Show me each line of the listing below where the word "ijzeren" appears.

── Input data ──

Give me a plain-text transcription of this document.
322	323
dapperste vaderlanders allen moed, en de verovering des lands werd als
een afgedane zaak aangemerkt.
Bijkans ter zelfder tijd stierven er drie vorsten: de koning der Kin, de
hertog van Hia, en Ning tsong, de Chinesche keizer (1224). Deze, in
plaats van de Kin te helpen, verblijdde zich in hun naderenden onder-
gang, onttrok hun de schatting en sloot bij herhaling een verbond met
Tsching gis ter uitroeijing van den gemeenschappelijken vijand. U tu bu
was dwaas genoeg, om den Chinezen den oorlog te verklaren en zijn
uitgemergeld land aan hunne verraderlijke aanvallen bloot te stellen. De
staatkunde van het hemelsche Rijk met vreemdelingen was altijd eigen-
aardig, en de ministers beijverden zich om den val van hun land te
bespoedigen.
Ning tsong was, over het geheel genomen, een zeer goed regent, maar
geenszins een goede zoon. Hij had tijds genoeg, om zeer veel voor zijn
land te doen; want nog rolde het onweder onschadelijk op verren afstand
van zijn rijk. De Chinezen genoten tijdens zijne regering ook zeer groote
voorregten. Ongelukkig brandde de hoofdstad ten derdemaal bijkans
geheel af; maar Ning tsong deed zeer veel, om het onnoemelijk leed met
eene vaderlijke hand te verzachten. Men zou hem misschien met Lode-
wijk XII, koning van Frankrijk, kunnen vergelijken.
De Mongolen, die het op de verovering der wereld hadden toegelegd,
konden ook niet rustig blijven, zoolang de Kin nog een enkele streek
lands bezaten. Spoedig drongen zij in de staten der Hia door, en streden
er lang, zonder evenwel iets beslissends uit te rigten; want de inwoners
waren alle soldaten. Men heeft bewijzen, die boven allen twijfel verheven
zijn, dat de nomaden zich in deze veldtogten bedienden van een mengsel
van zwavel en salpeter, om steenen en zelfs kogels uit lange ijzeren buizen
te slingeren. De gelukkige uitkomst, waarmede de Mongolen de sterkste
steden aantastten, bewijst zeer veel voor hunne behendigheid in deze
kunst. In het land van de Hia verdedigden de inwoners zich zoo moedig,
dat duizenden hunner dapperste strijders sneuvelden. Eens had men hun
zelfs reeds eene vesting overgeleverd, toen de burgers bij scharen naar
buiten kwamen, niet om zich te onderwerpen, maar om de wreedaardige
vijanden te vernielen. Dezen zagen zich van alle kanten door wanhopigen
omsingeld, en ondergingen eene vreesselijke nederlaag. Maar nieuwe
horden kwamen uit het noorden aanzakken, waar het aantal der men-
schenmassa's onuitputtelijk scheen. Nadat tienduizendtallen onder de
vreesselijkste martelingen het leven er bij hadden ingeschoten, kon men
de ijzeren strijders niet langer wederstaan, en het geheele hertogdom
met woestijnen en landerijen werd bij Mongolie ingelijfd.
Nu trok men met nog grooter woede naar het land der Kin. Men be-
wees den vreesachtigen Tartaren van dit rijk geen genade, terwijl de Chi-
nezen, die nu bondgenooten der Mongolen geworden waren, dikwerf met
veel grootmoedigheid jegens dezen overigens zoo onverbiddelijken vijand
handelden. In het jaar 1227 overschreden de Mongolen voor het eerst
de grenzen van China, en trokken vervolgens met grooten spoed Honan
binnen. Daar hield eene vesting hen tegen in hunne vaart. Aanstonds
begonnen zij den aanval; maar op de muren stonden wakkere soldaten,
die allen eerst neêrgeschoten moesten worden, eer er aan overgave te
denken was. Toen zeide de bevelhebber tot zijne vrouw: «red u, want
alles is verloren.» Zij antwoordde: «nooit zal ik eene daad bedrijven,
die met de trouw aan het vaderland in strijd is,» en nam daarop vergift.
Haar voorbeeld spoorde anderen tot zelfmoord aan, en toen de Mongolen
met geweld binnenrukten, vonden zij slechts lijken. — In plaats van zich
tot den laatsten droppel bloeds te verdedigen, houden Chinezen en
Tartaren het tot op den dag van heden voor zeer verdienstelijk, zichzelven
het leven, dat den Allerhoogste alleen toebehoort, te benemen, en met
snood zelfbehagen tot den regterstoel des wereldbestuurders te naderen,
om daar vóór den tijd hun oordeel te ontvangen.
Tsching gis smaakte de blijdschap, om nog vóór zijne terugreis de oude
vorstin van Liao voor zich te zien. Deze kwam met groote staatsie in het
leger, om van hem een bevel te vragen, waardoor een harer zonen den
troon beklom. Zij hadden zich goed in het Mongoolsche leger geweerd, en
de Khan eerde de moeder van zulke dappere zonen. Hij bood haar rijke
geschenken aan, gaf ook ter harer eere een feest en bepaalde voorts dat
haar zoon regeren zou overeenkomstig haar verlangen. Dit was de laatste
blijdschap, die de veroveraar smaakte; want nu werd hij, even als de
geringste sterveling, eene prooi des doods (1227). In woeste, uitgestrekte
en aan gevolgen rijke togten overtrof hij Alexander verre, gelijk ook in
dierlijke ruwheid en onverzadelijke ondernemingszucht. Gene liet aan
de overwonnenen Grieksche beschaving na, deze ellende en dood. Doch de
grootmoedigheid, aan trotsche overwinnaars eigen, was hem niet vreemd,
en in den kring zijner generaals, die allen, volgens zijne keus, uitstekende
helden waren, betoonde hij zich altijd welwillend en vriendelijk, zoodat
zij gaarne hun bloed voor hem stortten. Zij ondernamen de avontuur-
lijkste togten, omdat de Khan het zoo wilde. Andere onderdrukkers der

───

Solution to this task >>
van zwavel en salpeter, om steenen en zelfs kogels uit lange ijzeren buizen
de ijzeren strijders niet langer wederstaan, en het geheele hertogdom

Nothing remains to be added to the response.